- **Exercise prompt**
Your task is to filter the data below down to the lines holding "screenshot".

(Stored data)
__________________________________________________
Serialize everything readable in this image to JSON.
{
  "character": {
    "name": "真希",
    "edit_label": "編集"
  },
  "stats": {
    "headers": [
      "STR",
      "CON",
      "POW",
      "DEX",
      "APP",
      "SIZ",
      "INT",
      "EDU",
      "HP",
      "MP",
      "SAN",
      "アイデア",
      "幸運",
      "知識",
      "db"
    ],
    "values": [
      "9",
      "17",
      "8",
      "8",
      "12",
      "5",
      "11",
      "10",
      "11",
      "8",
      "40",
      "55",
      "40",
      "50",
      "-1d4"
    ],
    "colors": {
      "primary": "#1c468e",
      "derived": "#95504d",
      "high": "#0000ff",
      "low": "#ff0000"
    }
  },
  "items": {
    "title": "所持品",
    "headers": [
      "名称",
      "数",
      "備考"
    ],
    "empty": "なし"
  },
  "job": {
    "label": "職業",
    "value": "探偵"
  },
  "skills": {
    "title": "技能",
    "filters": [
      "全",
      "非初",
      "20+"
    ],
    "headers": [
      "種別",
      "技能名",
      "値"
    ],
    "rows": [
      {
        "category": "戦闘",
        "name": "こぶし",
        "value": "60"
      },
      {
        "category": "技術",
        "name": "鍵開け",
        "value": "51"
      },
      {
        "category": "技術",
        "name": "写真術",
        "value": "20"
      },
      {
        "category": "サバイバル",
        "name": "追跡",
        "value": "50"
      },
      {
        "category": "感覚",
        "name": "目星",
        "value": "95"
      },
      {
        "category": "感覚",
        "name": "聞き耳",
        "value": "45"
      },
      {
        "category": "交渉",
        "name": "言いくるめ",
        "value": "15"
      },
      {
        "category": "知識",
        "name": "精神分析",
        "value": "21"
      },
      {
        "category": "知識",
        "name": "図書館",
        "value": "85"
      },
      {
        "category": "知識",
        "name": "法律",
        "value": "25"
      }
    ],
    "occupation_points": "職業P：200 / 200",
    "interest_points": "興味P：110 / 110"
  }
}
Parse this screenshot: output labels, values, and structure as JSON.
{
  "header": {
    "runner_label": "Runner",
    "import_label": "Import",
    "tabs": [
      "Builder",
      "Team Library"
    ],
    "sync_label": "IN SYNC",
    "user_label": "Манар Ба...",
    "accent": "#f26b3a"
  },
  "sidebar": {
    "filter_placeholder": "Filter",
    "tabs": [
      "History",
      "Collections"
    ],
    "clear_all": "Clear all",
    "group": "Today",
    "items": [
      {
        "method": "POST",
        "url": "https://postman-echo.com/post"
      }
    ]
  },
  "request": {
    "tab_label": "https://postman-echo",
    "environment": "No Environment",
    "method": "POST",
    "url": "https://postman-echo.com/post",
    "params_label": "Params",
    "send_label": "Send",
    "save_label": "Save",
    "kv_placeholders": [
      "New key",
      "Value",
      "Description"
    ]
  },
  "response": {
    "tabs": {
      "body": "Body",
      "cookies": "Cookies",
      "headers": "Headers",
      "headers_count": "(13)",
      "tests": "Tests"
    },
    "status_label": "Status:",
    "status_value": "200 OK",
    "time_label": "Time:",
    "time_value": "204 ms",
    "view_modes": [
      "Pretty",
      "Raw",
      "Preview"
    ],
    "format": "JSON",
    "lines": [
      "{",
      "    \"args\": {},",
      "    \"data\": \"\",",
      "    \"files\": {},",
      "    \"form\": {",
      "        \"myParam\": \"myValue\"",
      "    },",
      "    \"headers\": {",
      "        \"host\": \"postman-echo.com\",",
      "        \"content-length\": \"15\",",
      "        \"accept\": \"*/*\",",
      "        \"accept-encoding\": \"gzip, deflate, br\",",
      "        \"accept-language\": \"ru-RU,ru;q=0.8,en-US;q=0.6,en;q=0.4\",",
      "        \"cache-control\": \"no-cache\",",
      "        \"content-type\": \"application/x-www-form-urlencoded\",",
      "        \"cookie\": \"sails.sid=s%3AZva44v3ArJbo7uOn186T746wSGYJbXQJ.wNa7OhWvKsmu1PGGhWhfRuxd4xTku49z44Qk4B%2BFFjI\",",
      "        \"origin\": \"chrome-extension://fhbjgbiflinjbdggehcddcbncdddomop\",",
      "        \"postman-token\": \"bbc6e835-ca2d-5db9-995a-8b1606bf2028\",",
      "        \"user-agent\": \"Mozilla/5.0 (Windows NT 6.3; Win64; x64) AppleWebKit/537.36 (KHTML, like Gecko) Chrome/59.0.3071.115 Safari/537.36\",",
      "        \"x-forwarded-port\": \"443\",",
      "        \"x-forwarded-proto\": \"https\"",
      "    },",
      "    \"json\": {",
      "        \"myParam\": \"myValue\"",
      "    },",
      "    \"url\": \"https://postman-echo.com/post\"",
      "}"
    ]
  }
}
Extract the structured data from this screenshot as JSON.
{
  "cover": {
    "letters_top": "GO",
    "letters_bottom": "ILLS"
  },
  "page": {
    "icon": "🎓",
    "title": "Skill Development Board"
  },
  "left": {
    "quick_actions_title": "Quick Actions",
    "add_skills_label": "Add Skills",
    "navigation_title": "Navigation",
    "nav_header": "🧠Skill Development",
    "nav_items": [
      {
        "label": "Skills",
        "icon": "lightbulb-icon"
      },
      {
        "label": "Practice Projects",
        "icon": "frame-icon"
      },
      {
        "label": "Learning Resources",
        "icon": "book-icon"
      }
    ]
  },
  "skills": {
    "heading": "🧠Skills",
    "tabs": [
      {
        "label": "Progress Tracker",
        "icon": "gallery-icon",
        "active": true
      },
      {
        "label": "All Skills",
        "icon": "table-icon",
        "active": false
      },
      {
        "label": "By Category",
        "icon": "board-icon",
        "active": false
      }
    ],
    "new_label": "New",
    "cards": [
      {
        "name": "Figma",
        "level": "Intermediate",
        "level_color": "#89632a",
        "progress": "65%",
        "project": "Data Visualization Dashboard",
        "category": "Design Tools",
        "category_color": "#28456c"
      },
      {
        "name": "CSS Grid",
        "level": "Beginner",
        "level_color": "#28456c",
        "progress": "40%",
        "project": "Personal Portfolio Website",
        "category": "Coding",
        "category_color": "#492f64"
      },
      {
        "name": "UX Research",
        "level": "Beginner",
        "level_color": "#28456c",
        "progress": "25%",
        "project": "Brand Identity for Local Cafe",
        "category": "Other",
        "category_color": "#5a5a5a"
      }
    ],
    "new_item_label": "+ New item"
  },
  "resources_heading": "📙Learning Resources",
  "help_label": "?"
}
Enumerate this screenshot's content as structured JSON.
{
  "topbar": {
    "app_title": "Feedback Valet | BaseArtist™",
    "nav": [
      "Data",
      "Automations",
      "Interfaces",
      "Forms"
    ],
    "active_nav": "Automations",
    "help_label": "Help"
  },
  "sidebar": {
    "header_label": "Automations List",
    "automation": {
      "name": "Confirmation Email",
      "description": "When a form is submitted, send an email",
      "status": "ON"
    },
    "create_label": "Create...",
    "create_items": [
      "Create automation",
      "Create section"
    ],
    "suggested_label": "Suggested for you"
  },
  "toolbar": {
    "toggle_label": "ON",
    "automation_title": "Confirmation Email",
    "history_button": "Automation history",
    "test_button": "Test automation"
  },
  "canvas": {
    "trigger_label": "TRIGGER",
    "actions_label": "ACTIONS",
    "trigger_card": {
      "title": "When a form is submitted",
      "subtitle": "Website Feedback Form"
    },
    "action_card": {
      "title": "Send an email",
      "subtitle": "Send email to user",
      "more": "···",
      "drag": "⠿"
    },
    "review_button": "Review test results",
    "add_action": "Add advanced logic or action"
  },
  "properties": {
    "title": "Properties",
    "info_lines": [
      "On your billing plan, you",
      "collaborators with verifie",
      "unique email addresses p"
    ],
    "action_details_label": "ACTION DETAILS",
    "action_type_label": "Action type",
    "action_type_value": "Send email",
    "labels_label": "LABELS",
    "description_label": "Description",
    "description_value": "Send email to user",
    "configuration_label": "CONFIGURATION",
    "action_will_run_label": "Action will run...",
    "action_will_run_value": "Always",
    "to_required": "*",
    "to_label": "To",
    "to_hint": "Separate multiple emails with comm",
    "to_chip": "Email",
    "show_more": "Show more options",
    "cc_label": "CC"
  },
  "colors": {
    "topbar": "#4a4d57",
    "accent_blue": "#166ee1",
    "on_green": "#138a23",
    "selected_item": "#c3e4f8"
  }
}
__________________________________________________
- **Exercise answer**
Parse this screenshot: output labels, values, and structure as JSON.
Extract the structured data from this screenshot as JSON.
Enumerate this screenshot's content as structured JSON.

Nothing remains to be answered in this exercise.